Objective:
Could you transcribe the material below exactly, without leaving out a single line?

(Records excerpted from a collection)
•••

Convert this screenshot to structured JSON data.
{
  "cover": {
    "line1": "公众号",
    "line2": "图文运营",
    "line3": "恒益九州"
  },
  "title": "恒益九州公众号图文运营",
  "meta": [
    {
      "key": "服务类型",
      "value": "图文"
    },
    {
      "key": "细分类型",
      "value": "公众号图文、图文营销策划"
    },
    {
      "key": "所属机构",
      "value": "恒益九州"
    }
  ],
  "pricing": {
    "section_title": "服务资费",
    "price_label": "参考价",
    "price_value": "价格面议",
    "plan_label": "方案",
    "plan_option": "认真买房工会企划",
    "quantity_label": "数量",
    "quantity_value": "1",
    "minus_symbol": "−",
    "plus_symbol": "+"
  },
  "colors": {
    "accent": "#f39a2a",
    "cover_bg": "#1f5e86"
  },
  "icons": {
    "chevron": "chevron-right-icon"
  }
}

•••

The output:
Convert this screenshot to structured JSON data.
{
  "cover": {
    "line1": "公众号",
    "line2": "图文运营",
    "line3": "恒益九州"
  },
  "title": "恒益九州公众号图文运营",
  "meta": [
    {
      "key": "服务类型",
      "value": "图文"
    },
    {
      "key": "细分类型",
      "value": "公众号图文、图文营销策划"
    },
    {
      "key": "所属机构",
      "value": "恒益九州"
    }
  ],
  "pricing": {
    "section_title": "服务资费",
    "price_label": "参考价",
    "price_value": "价格面议",
    "plan_label": "方案",
    "plan_option": "认真买房工会企划",
    "quantity_label": "数量",
    "quantity_value": "1",
    "minus_symbol": "−",
    "plus_symbol": "+"
  },
  "colors": {
    "accent": "#f39a2a",
    "cover_bg": "#1f5e86"
  },
  "icons": {
    "chevron": "chevron-right-icon"
  }
}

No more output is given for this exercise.